▶ **WHAT NEEDS TO BE DONE**: Give every entry again, word for word and in full.
++++ PROVIDED INFORMATION
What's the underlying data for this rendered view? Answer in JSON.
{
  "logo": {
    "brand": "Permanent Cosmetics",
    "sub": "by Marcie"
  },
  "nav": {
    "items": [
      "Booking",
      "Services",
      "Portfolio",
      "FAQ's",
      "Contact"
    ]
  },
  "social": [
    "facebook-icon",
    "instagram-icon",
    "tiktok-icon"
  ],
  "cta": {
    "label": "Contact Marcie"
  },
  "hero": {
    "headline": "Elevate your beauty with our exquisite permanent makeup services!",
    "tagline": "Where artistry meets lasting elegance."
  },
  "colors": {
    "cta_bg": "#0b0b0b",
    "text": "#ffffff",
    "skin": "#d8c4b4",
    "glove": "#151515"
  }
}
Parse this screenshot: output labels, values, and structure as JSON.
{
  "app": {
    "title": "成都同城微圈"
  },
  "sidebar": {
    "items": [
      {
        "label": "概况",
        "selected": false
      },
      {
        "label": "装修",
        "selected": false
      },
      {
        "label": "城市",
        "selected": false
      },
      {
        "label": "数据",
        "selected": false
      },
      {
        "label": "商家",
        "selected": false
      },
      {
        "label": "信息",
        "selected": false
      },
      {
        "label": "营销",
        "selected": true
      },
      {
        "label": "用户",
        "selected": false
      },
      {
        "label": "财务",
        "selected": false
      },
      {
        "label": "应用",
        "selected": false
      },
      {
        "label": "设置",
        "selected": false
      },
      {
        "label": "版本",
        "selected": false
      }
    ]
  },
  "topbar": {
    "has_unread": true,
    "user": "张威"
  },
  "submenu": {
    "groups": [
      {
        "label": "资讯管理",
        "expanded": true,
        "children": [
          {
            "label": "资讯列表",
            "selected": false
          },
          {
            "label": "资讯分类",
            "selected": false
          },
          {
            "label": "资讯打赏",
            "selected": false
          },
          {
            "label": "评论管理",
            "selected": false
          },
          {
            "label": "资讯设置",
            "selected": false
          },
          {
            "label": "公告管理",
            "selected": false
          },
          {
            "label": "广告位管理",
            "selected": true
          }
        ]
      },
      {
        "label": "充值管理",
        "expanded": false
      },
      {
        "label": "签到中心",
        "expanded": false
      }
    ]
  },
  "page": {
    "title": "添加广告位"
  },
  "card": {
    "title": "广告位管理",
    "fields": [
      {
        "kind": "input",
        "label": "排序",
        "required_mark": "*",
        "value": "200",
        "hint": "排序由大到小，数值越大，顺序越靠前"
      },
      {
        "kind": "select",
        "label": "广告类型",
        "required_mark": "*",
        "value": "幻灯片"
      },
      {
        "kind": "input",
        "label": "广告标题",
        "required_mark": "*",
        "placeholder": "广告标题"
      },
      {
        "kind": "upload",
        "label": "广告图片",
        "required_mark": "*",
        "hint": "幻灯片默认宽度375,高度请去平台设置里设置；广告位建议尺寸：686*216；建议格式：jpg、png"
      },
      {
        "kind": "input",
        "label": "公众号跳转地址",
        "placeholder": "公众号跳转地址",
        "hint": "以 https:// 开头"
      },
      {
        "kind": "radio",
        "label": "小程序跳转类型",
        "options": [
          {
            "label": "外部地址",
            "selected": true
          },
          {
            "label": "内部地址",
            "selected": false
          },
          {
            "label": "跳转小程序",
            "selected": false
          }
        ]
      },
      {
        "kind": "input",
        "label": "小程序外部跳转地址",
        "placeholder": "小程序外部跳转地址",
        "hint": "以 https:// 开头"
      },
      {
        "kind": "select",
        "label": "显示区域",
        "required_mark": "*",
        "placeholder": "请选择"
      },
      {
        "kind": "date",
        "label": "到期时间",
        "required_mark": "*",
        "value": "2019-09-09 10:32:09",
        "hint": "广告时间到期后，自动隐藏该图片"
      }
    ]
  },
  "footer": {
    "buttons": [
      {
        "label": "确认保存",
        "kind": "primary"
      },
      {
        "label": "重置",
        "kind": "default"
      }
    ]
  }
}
++++++++
▶ **WRITTEN SOLUTION**:
What's the underlying data for this rendered view? Answer in JSON.
{
  "logo": {
    "brand": "Permanent Cosmetics",
    "sub": "by Marcie"
  },
  "nav": {
    "items": [
      "Booking",
      "Services",
      "Portfolio",
      "FAQ's",
      "Contact"
    ]
  },
  "social": [
    "facebook-icon",
    "instagram-icon",
    "tiktok-icon"
  ],
  "cta": {
    "label": "Contact Marcie"
  },
  "hero": {
    "headline": "Elevate your beauty with our exquisite permanent makeup services!",
    "tagline": "Where artistry meets lasting elegance."
  },
  "colors": {
    "cta_bg": "#0b0b0b",
    "text": "#ffffff",
    "skin": "#d8c4b4",
    "glove": "#151515"
  }
}
Parse this screenshot: output labels, values, and structure as JSON.
{
  "app": {
    "title": "成都同城微圈"
  },
  "sidebar": {
    "items": [
      {
        "label": "概况",
        "selected": false
      },
      {
        "label": "装修",
        "selected": false
      },
      {
        "label": "城市",
        "selected": false
      },
      {
        "label": "数据",
        "selected": false
      },
      {
        "label": "商家",
        "selected": false
      },
      {
        "label": "信息",
        "selected": false
      },
      {
        "label": "营销",
        "selected": true
      },
      {
        "label": "用户",
        "selected": false
      },
      {
        "label": "财务",
        "selected": false
      },
      {
        "label": "应用",
        "selected": false
      },
      {
        "label": "设置",
        "selected": false
      },
      {
        "label": "版本",
        "selected": false
      }
    ]
  },
  "topbar": {
    "has_unread": true,
    "user": "张威"
  },
  "submenu": {
    "groups": [
      {
        "label": "资讯管理",
        "expanded": true,
        "children": [
          {
            "label": "资讯列表",
            "selected": false
          },
          {
            "label": "资讯分类",
            "selected": false
          },
          {
            "label": "资讯打赏",
            "selected": false
          },
          {
            "label": "评论管理",
            "selected": false
          },
          {
            "label": "资讯设置",
            "selected": false
          },
          {
            "label": "公告管理",
            "selected": false
          },
          {
            "label": "广告位管理",
            "selected": true
          }
        ]
      },
      {
        "label": "充值管理",
        "expanded": false
      },
      {
        "label": "签到中心",
        "expanded": false
      }
    ]
  },
  "page": {
    "title": "添加广告位"
  },
  "card": {
    "title": "广告位管理",
    "fields": [
      {
        "kind": "input",
        "label": "排序",
        "required_mark": "*",
        "value": "200",
        "hint": "排序由大到小，数值越大，顺序越靠前"
      },
      {
        "kind": "select",
        "label": "广告类型",
        "required_mark": "*",
        "value": "幻灯片"
      },
      {
        "kind": "input",
        "label": "广告标题",
        "required_mark": "*",
        "placeholder": "广告标题"
      },
      {
        "kind": "upload",
        "label": "广告图片",
        "required_mark": "*",
        "hint": "幻灯片默认宽度375,高度请去平台设置里设置；广告位建议尺寸：686*216；建议格式：jpg、png"
      },
      {
        "kind": "input",
        "label": "公众号跳转地址",
        "placeholder": "公众号跳转地址",
        "hint": "以 https:// 开头"
      },
      {
        "kind": "radio",
        "label": "小程序跳转类型",
        "options": [
          {
            "label": "外部地址",
            "selected": true
          },
          {
            "label": "内部地址",
            "selected": false
          },
          {
            "label": "跳转小程序",
            "selected": false
          }
        ]
      },
      {
        "kind": "input",
        "label": "小程序外部跳转地址",
        "placeholder": "小程序外部跳转地址",
        "hint": "以 https:// 开头"
      },
      {
        "kind": "select",
        "label": "显示区域",
        "required_mark": "*",
        "placeholder": "请选择"
      },
      {
        "kind": "date",
        "label": "到期时间",
        "required_mark": "*",
        "value": "2019-09-09 10:32:09",
        "hint": "广告时间到期后，自动隐藏该图片"
      }
    ]
  },
  "footer": {
    "buttons": [
      {
        "label": "确认保存",
        "kind": "primary"
      },
      {
        "label": "重置",
        "kind": "default"
      }
    ]
  }
}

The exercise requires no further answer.